==== Raw data ====
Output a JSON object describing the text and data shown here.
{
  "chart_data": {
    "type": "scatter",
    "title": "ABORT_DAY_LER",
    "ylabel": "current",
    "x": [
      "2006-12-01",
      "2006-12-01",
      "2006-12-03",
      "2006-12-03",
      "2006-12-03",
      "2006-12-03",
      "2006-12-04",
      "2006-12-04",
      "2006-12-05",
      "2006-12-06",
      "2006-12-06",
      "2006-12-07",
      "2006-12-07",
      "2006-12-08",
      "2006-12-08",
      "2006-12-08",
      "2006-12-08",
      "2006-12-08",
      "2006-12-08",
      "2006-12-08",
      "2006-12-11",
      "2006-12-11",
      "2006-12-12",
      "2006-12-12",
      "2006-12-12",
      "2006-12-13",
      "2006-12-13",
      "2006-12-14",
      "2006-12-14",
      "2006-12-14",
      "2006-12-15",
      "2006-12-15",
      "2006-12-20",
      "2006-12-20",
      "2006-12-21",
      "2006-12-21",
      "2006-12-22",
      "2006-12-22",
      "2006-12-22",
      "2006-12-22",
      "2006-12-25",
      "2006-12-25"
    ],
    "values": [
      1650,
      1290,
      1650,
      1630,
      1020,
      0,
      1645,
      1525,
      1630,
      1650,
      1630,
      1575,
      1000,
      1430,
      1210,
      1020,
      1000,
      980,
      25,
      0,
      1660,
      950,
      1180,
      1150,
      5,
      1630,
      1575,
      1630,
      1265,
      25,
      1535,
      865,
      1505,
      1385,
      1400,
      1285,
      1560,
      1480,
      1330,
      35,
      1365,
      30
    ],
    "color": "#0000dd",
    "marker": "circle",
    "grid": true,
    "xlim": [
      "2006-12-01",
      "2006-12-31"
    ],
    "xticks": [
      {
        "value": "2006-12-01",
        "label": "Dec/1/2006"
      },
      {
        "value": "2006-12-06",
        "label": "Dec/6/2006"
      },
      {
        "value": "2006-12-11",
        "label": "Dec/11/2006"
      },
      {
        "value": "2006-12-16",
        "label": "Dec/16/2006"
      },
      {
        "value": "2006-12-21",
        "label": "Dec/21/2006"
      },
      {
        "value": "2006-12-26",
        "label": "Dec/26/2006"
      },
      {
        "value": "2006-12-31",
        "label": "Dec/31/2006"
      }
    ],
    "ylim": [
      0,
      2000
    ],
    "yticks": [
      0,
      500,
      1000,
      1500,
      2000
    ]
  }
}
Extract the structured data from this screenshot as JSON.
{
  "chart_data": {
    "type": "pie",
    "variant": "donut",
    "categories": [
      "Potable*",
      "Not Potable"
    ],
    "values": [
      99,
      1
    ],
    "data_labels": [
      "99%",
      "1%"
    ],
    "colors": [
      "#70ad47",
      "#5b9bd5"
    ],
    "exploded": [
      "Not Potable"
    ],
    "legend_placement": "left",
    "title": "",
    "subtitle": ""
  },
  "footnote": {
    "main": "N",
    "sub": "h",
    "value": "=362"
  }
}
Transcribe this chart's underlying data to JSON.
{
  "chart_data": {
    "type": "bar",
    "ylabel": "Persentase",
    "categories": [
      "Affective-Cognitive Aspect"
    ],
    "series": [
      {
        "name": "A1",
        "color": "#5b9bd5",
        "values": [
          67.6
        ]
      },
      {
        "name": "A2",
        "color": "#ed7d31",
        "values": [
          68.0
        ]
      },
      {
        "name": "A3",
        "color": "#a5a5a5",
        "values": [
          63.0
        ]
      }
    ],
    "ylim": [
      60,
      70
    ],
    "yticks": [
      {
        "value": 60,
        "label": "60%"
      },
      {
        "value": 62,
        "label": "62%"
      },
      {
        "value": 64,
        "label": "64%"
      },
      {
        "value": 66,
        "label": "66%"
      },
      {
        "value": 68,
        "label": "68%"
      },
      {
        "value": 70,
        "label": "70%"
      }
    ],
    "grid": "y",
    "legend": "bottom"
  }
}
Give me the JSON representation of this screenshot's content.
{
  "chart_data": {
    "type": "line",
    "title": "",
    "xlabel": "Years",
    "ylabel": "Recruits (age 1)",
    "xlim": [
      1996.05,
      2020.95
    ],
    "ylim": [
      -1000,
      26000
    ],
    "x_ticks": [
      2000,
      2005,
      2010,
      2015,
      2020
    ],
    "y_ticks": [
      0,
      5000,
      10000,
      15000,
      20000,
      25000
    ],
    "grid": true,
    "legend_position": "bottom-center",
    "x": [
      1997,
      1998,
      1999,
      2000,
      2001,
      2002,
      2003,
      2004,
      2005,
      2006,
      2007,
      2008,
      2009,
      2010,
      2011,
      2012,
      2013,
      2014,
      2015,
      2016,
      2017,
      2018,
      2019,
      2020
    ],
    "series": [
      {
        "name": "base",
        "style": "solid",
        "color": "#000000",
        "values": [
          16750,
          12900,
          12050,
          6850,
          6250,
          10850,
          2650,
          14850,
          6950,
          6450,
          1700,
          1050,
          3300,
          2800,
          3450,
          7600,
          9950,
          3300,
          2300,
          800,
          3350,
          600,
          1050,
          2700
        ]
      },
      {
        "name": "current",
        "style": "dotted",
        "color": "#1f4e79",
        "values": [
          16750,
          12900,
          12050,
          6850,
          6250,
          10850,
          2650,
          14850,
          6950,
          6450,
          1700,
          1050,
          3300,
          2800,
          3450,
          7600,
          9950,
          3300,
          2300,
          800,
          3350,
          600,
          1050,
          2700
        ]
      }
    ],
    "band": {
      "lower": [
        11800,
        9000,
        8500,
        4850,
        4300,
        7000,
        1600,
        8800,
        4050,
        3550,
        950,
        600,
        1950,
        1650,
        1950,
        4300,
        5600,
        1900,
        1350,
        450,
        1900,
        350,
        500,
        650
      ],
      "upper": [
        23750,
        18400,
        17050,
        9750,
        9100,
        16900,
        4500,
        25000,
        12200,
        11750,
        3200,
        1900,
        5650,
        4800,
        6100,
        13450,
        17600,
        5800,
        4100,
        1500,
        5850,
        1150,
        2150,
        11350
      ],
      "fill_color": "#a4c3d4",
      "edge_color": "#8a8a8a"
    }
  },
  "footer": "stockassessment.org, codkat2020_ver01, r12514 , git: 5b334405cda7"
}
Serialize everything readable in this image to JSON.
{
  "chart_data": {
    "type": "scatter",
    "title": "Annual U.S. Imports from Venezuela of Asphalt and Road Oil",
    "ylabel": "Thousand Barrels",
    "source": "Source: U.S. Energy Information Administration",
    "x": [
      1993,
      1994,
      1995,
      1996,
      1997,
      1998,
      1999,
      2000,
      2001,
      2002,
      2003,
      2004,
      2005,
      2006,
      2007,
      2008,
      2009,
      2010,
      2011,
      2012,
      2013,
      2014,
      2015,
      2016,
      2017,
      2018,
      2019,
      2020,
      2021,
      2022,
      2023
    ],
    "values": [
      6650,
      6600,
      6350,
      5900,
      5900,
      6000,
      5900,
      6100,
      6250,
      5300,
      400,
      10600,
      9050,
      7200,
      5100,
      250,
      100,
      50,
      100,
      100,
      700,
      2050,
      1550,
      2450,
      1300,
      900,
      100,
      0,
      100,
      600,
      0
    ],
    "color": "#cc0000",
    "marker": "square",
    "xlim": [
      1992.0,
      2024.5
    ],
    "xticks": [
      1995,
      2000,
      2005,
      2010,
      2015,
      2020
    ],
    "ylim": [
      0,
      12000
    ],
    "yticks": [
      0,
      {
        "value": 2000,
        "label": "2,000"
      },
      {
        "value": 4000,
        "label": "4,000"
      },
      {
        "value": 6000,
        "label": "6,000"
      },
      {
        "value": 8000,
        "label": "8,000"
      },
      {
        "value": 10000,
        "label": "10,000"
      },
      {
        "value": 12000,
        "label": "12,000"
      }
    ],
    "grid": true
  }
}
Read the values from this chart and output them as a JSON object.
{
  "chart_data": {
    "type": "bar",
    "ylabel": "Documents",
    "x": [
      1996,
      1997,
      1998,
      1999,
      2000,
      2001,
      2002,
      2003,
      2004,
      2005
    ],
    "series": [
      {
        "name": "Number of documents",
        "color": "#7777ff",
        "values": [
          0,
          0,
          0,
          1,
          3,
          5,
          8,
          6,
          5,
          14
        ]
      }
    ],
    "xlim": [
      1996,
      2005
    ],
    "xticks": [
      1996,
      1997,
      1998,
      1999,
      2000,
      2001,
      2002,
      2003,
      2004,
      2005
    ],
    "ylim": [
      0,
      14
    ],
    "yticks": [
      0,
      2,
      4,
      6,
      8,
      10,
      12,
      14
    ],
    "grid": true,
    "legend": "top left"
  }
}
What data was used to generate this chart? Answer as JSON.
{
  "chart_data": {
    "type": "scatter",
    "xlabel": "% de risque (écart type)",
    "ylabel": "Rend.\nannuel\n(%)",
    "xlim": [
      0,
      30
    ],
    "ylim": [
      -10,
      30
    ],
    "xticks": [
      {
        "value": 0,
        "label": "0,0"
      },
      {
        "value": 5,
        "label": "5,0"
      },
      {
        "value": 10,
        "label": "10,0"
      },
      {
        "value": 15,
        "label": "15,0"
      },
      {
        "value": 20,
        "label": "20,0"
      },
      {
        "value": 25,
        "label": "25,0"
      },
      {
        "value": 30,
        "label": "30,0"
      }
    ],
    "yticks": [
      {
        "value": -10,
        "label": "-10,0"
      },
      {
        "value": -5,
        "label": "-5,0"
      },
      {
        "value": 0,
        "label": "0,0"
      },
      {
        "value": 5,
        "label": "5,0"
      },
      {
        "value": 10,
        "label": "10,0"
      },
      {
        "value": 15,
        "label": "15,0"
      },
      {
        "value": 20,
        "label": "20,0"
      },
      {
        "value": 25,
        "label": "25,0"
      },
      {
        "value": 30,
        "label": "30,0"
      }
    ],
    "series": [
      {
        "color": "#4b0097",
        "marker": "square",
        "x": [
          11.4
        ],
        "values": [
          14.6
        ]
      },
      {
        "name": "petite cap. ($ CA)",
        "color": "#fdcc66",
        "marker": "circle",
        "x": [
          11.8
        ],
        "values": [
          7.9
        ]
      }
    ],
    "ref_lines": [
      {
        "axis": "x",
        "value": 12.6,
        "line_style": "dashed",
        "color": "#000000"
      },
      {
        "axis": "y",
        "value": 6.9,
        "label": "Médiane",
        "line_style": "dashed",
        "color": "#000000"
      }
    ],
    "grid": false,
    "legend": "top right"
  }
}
====
» Problem to solve: Look through the data above. Each line containing the word "this" needs to be copied.

» The reply:
Extract the structured data from this screenshot as JSON.
Transcribe this chart's underlying data to JSON.
Give me the JSON representation of this screenshot's content.
Serialize everything readable in this image to JSON.
Read the values from this chart and output them as a JSON object.
What data was used to generate this chart? Answer as JSON.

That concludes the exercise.